▸ EXERCISE DATA
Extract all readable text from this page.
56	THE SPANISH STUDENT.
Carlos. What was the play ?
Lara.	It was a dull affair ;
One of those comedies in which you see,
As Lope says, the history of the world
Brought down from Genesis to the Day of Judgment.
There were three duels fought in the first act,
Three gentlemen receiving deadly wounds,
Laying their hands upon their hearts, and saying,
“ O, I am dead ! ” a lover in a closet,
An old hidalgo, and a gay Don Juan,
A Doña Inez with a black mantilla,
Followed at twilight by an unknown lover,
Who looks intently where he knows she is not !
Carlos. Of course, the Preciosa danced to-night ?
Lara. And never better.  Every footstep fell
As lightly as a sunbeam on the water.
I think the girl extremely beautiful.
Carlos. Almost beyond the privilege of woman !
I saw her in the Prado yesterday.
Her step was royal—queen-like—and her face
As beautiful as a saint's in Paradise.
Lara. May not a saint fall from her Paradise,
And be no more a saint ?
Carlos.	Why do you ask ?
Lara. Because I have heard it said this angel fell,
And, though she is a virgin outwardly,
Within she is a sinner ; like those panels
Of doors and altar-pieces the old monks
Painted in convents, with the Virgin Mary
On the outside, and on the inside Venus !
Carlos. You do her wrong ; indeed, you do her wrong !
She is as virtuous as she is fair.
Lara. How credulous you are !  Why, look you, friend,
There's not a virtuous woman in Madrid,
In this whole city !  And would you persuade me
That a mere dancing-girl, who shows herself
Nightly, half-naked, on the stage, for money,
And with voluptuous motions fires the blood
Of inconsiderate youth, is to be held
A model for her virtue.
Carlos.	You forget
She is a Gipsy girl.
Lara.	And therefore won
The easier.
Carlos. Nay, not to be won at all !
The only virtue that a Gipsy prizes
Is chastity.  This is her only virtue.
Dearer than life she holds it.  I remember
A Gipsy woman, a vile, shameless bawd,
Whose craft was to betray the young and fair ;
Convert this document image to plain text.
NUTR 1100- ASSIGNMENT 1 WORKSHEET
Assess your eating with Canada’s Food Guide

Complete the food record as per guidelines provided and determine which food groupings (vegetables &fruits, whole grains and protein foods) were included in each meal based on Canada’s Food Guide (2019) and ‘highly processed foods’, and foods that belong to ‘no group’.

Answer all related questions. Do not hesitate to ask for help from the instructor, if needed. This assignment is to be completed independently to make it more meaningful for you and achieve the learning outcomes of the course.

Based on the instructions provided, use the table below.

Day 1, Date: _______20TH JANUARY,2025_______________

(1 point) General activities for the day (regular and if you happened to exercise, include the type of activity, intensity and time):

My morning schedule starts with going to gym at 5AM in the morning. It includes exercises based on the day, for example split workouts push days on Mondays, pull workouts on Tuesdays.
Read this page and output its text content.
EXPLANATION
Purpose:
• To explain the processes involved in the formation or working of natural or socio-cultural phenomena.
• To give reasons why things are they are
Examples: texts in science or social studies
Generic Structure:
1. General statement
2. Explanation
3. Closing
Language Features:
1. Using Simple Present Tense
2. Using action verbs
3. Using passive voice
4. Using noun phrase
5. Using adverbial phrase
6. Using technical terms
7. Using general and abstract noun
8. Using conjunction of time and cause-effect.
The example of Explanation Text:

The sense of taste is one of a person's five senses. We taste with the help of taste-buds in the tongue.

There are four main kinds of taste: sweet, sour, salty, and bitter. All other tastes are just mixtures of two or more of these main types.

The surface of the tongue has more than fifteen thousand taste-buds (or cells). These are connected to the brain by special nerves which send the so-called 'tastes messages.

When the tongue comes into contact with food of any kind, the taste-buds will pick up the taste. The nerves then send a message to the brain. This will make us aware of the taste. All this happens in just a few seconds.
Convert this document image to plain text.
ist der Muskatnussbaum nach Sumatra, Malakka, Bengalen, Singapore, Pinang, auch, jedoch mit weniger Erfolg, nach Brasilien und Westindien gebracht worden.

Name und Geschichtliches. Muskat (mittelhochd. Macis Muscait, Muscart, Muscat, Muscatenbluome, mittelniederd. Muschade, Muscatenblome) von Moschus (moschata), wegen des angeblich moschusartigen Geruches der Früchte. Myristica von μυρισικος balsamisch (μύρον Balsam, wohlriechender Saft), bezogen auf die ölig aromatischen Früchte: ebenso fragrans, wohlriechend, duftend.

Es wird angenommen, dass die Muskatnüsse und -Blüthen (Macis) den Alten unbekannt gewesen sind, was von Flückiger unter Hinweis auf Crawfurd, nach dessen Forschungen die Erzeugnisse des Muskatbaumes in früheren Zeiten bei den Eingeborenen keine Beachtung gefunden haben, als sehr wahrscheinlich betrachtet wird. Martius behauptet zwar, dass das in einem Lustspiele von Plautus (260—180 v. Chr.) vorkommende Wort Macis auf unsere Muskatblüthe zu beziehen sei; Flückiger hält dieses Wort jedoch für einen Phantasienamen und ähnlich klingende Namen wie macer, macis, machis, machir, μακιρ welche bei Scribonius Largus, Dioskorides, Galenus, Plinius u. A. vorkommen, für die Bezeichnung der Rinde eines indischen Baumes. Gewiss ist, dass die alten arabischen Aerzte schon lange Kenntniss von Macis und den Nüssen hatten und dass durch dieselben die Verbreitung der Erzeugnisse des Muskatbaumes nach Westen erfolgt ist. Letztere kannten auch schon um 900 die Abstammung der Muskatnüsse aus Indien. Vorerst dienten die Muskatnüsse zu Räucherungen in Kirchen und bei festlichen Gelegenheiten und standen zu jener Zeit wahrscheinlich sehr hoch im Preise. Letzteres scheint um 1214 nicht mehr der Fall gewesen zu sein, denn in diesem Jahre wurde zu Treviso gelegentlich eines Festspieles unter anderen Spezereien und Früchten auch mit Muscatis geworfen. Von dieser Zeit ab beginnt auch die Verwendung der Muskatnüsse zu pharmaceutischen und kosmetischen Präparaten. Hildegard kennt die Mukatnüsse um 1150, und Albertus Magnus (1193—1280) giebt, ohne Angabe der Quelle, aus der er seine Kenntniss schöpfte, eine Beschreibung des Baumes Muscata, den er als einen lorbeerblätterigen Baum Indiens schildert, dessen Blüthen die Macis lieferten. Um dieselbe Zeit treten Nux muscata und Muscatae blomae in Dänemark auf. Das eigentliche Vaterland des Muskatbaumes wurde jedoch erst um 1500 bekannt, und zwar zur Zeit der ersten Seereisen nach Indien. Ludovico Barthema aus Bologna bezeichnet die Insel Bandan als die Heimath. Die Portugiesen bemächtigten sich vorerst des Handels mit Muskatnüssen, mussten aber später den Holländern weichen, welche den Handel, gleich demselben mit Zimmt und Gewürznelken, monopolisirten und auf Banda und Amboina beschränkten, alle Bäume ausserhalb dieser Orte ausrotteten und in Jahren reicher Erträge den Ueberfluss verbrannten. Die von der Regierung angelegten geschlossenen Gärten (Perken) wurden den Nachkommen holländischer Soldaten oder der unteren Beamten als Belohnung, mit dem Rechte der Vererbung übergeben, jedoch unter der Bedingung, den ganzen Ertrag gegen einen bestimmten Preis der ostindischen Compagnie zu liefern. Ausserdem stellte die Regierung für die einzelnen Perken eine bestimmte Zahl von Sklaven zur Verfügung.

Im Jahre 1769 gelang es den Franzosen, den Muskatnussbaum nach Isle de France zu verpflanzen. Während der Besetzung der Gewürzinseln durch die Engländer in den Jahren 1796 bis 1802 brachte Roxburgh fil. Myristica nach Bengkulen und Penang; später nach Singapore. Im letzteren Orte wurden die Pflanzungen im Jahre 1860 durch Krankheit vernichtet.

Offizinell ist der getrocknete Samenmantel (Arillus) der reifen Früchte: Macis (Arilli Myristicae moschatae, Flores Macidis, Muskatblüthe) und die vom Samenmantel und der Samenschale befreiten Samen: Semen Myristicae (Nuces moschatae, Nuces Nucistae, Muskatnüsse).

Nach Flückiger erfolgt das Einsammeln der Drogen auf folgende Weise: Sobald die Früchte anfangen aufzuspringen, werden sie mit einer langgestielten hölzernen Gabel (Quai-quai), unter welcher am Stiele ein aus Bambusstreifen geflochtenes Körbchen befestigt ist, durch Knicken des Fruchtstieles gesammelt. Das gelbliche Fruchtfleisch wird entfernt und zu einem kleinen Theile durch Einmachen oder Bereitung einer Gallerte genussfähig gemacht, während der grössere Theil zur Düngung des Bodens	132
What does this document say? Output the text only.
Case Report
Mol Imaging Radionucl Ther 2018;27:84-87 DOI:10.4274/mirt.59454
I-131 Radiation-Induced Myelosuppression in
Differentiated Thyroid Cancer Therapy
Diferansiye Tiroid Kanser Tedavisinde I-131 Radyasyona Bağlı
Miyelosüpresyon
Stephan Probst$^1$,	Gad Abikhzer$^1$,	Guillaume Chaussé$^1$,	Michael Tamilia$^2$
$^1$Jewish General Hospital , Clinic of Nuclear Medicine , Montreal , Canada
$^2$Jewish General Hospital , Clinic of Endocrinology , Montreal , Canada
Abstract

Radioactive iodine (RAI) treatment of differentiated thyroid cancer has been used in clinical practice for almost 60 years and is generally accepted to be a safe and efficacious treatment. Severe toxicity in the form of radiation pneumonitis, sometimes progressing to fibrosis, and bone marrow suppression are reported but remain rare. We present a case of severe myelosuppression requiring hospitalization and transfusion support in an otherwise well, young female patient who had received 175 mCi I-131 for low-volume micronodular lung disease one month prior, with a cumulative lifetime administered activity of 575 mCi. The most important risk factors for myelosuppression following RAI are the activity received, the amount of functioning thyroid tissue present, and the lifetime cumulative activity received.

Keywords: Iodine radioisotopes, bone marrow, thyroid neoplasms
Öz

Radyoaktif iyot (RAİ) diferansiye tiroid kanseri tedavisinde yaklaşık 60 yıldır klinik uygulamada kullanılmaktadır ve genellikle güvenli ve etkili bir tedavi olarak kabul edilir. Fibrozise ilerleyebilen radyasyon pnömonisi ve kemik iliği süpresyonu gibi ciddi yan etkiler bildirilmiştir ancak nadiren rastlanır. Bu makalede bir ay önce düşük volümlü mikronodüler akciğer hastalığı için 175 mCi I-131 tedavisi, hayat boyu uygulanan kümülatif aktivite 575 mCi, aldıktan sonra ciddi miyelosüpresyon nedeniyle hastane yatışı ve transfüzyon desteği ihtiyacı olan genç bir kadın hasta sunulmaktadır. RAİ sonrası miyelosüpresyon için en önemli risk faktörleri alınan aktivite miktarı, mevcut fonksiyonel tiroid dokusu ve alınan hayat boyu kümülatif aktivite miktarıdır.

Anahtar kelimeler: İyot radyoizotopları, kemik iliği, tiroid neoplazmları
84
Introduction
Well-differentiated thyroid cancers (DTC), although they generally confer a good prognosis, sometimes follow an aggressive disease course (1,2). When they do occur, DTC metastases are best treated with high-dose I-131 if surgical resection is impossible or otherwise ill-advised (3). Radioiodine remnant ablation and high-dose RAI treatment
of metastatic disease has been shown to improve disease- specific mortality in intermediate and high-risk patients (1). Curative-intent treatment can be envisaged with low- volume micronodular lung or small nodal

▸ TASK
Only lines that contain the string "like" count; pick each one out of the records and copy it.

▸ ANSWER FOR THE TASK
Her step was royal—queen-like—and her face
Within she is a sinner ; like those panels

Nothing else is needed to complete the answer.